PROBLEM REQUIREMENTS ▸
Pick out the lines in the listing below that contain the word "心脏毒性作用的一般机制" and copy them.

(Data entries)
"""
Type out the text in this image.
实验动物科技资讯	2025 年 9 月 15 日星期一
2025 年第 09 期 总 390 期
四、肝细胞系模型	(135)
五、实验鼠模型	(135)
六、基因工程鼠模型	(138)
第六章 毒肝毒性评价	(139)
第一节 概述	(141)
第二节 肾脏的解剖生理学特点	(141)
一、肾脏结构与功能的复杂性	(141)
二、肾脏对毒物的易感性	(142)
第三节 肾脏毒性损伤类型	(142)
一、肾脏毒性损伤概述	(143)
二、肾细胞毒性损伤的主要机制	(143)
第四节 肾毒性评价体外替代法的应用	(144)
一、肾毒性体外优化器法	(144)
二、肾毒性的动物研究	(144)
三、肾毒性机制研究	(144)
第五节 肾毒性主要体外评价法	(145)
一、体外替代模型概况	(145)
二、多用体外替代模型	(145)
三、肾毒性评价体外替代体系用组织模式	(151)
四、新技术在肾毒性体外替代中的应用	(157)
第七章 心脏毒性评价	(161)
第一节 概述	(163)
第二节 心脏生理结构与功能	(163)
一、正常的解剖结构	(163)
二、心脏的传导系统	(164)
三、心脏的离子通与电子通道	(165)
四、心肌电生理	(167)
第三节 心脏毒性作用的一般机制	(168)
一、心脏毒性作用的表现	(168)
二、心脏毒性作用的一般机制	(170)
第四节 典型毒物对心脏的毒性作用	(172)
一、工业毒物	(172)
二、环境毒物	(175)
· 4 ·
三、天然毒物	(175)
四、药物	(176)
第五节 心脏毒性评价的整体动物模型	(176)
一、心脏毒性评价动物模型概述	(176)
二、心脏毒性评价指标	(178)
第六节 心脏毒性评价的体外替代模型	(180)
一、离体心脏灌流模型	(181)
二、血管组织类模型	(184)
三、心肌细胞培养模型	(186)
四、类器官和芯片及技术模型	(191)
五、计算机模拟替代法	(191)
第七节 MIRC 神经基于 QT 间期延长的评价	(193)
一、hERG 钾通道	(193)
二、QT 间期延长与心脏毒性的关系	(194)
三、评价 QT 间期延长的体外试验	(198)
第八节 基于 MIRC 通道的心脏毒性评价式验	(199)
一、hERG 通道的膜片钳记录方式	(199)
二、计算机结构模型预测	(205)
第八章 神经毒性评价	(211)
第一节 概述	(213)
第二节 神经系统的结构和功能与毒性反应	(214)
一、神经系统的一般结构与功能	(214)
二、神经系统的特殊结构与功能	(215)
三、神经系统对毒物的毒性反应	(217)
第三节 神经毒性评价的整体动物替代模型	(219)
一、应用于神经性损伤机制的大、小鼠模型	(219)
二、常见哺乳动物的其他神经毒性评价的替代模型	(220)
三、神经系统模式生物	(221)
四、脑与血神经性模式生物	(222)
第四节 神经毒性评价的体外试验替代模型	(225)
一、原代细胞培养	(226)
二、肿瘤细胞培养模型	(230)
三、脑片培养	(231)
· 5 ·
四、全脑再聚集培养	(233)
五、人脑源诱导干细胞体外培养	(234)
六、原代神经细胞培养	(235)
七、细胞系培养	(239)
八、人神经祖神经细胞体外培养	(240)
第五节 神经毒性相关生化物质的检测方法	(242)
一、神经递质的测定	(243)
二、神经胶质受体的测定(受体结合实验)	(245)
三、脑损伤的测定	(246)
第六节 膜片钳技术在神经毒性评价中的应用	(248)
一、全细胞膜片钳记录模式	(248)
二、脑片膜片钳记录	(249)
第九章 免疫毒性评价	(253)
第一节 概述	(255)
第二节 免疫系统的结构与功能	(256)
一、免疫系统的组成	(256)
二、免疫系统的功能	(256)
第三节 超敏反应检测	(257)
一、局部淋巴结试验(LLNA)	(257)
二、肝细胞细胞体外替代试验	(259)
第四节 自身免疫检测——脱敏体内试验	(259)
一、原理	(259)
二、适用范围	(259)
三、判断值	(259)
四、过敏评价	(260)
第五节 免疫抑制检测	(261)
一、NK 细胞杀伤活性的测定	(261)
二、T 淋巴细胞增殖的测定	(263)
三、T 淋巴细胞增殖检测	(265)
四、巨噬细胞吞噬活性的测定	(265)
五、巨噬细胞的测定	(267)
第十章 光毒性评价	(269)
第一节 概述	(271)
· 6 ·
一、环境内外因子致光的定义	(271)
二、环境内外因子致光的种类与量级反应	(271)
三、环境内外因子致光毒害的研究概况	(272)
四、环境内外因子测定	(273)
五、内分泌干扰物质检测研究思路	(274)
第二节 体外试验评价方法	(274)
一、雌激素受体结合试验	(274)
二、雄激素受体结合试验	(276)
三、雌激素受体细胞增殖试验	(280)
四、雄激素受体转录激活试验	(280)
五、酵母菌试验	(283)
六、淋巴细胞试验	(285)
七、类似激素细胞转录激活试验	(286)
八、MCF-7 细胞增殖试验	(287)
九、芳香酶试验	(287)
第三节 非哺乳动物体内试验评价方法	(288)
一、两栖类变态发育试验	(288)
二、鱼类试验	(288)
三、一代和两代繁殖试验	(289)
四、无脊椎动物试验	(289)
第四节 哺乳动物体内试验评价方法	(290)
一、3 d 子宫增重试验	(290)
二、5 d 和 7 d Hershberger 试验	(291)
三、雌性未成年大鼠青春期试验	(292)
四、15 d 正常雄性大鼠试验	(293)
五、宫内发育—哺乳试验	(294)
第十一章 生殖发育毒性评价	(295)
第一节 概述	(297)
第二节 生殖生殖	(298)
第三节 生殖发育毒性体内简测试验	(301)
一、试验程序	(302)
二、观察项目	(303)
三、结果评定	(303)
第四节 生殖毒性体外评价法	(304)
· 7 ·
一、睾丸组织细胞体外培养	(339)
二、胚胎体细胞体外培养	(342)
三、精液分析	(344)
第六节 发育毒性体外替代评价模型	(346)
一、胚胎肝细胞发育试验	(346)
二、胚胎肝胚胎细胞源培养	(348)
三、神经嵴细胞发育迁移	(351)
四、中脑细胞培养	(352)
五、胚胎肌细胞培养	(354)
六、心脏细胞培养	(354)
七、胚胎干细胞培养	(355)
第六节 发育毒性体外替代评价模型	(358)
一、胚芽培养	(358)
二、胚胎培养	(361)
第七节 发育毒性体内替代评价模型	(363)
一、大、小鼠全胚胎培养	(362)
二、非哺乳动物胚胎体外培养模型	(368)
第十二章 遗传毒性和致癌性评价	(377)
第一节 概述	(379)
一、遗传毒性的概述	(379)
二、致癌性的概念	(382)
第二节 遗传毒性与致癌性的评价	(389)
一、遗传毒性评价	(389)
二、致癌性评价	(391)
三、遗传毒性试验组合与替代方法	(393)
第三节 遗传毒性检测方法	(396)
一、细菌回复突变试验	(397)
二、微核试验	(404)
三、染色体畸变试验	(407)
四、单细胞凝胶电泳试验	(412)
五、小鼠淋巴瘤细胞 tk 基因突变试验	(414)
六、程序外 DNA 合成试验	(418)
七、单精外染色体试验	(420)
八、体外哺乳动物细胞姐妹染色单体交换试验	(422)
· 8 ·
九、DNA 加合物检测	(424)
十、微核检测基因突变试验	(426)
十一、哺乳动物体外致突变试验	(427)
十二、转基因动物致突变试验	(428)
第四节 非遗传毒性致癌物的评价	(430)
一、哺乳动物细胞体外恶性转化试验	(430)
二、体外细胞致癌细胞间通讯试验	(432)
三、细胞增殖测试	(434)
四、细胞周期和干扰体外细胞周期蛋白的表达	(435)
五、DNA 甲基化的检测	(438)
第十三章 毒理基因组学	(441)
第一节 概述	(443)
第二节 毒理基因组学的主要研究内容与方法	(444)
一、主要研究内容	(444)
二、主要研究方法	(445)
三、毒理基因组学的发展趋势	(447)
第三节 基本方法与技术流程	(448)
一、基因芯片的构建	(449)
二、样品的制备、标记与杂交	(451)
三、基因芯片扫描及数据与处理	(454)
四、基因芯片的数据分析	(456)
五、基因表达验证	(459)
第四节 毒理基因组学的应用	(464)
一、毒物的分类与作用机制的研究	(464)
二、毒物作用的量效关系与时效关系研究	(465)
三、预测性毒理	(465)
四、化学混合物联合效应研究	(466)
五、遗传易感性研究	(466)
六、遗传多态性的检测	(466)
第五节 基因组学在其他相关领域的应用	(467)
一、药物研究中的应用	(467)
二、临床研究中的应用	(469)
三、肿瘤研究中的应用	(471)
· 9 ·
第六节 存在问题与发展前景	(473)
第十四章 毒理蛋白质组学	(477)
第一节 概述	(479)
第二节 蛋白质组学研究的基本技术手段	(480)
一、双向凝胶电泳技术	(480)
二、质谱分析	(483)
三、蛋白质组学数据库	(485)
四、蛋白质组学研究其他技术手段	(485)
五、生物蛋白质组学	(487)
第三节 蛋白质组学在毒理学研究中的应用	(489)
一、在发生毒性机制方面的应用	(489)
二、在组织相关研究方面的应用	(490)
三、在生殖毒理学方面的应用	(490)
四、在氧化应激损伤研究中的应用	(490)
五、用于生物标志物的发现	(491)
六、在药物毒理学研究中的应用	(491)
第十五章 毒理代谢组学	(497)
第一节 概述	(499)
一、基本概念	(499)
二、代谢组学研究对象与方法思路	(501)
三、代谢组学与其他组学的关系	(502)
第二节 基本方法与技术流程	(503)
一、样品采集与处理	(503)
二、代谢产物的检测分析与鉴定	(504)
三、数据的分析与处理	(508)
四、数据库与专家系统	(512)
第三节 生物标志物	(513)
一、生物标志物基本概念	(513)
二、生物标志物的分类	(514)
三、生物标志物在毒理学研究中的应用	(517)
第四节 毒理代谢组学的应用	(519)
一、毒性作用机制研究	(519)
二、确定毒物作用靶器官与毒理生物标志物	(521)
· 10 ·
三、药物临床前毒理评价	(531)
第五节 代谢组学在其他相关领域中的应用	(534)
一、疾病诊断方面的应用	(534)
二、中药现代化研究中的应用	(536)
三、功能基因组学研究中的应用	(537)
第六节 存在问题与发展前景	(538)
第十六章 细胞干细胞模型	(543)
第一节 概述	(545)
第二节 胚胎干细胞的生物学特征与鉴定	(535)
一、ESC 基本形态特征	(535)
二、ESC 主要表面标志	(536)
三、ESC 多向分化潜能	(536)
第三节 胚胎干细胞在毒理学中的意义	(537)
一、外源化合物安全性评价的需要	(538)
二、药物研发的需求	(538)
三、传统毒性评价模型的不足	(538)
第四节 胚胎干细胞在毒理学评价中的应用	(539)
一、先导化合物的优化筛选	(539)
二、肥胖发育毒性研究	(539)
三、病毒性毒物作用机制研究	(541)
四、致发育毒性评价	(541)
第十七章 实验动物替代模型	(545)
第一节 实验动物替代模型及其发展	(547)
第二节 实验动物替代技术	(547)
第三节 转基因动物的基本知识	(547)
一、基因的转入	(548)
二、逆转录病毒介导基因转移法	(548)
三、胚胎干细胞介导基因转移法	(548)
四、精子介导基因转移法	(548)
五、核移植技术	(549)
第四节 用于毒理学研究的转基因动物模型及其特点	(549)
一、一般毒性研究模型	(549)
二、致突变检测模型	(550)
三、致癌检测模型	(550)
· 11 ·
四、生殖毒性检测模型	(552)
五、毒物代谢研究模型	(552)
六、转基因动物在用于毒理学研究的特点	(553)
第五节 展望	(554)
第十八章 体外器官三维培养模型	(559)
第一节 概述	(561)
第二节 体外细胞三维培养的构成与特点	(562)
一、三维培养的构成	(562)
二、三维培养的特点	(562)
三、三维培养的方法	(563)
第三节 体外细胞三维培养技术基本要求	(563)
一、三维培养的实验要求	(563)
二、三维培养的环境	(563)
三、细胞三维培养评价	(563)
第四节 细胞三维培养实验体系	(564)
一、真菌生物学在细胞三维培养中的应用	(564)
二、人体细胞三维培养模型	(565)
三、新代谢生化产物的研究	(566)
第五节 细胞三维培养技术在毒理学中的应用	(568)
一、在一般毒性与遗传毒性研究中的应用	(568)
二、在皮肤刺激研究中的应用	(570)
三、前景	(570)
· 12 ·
"""
EXERCISE RESPONSE ▸
第三节 心脏毒性作用的一般机制	(168)
二、心脏毒性作用的一般机制	(170)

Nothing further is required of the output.